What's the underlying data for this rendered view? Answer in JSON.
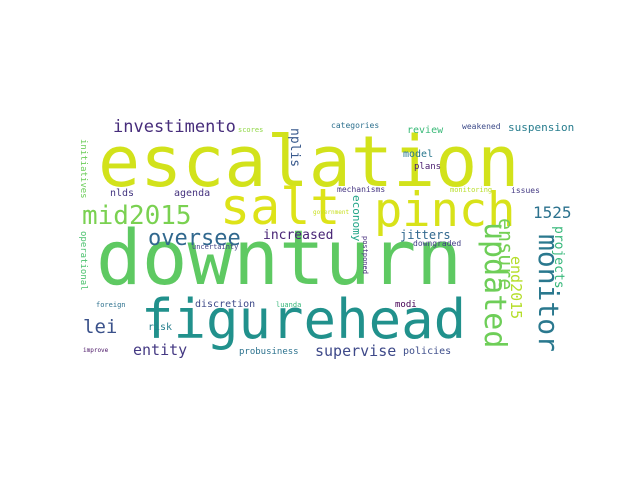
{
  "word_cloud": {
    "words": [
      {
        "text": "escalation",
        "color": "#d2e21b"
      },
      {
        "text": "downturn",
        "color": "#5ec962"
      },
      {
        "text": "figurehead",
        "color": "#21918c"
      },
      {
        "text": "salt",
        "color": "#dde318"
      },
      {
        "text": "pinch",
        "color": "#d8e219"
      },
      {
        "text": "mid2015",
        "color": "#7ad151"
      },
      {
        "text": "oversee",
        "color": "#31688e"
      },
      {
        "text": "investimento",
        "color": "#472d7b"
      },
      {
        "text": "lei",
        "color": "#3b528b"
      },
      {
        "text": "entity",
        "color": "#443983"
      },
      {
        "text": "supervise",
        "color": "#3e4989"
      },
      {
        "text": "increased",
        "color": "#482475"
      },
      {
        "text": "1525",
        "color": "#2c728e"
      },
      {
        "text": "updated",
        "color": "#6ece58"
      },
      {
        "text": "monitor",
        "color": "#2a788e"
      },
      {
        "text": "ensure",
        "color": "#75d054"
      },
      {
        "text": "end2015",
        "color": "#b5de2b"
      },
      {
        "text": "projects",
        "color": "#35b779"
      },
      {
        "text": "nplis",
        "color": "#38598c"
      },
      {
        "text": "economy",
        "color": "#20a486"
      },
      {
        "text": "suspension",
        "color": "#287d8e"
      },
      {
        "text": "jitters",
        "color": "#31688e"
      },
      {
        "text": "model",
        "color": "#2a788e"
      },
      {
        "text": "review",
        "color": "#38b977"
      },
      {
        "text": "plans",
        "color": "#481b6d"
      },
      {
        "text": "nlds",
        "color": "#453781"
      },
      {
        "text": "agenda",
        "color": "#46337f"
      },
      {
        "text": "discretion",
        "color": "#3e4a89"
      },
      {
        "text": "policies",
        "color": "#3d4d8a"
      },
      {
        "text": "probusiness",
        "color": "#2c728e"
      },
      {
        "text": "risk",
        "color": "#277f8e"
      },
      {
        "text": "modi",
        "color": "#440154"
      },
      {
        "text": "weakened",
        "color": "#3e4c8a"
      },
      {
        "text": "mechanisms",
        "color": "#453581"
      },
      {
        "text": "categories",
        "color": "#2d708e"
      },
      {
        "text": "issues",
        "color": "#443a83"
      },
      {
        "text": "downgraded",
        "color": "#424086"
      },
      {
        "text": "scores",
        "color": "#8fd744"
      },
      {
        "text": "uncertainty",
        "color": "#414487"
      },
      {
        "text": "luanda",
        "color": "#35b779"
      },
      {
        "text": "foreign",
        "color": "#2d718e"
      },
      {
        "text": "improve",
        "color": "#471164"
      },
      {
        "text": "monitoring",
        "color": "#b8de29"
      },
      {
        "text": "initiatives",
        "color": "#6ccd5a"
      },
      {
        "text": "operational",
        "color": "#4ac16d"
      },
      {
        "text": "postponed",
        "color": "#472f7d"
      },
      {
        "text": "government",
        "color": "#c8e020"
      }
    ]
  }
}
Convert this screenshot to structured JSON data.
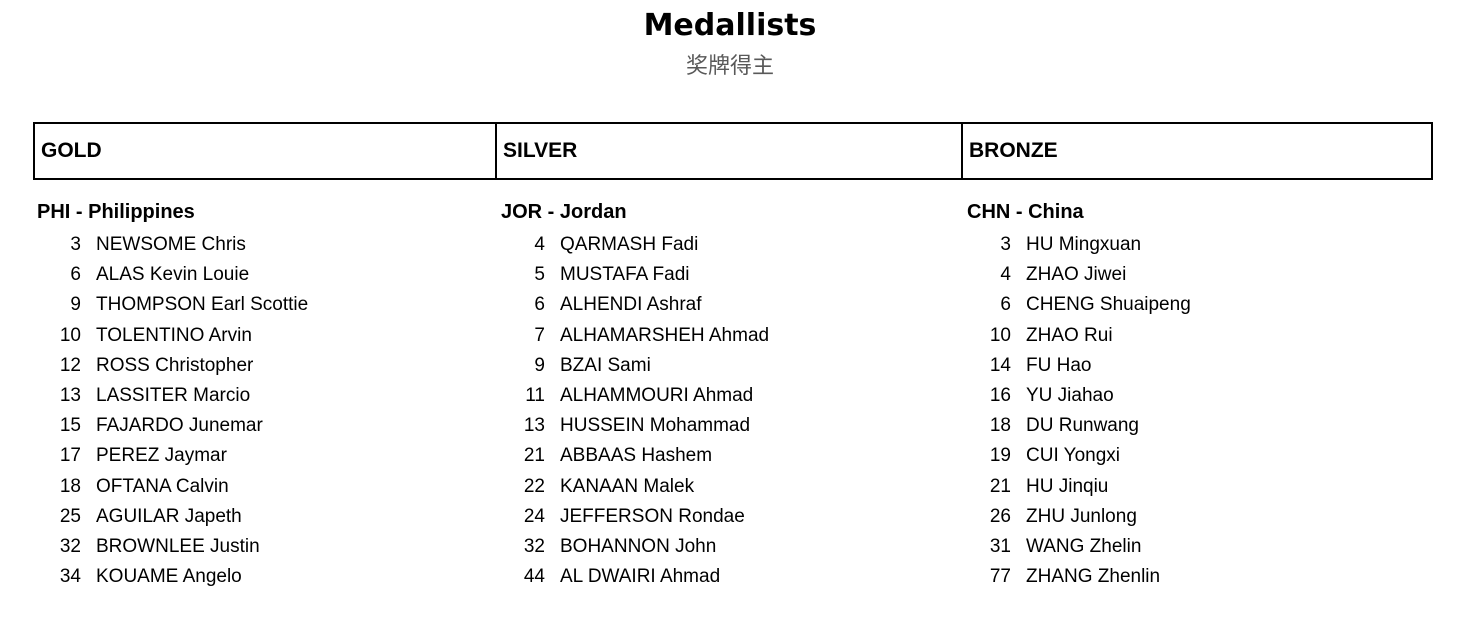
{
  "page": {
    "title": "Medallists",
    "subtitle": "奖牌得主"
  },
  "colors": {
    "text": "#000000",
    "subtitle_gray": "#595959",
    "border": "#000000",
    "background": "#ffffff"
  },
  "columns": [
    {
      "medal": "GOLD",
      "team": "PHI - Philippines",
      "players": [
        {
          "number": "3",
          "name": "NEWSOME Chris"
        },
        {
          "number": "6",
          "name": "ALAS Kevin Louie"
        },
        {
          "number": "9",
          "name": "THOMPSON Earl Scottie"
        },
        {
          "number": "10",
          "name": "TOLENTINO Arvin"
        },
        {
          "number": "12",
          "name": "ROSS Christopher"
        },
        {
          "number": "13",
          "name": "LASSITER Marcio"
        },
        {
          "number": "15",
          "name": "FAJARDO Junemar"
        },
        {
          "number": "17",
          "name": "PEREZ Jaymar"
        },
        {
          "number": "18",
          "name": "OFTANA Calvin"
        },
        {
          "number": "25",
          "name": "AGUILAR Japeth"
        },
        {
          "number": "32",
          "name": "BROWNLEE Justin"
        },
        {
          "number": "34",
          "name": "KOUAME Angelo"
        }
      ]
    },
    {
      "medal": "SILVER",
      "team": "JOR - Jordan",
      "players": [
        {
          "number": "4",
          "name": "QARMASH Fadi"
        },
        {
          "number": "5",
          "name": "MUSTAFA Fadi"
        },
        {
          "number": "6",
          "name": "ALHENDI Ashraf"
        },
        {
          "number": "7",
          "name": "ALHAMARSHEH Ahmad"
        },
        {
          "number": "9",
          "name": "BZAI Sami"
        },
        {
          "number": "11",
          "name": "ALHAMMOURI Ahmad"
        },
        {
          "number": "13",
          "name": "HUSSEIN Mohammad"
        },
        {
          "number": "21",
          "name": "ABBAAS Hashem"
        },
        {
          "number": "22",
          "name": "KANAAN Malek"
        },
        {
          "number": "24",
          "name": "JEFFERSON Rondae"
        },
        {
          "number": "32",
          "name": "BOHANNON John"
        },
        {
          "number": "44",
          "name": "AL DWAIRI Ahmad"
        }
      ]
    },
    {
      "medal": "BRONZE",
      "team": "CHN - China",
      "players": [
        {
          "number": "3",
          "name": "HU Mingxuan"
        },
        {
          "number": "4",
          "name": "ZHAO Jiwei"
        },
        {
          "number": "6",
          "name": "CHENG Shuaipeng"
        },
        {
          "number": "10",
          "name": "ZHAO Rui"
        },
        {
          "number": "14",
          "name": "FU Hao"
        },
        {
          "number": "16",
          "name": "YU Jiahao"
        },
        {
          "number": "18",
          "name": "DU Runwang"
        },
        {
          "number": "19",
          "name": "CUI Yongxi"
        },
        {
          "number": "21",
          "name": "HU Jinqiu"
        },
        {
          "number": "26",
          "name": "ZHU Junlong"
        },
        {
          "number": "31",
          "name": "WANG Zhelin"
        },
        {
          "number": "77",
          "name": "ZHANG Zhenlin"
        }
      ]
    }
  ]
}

========================================

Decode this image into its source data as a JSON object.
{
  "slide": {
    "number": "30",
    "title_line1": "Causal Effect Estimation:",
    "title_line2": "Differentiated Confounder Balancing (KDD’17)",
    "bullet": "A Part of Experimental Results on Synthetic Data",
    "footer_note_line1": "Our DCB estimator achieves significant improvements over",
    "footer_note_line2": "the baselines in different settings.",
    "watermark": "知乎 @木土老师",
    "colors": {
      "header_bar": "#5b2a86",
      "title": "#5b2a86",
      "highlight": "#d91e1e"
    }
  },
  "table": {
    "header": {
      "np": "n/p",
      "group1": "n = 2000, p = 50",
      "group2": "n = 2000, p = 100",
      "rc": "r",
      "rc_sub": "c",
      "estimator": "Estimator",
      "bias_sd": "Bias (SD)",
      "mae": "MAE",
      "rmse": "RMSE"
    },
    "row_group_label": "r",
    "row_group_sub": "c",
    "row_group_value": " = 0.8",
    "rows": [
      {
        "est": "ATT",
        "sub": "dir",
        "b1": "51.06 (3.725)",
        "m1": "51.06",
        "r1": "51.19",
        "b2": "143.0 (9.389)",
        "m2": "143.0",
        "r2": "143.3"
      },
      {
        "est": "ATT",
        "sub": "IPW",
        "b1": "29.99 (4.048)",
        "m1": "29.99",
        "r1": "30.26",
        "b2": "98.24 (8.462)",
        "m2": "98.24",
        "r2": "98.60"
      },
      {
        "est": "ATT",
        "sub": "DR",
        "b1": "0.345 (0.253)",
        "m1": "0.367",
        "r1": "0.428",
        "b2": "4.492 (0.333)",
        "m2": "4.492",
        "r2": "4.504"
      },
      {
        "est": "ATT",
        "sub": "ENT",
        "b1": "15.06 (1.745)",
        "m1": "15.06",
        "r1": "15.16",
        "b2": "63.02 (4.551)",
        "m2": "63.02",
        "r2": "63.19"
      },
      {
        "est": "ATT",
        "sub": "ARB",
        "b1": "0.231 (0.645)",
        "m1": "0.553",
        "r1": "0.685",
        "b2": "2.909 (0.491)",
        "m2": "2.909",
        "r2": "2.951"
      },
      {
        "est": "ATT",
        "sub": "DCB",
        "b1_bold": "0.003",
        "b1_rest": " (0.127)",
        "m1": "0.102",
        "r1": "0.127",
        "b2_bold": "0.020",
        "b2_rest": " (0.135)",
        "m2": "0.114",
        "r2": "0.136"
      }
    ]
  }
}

========================================

### SET TASK:
Reply with only the number of lines in the entries that contain the word "Fadi".

### EXERCISE RESULT:
2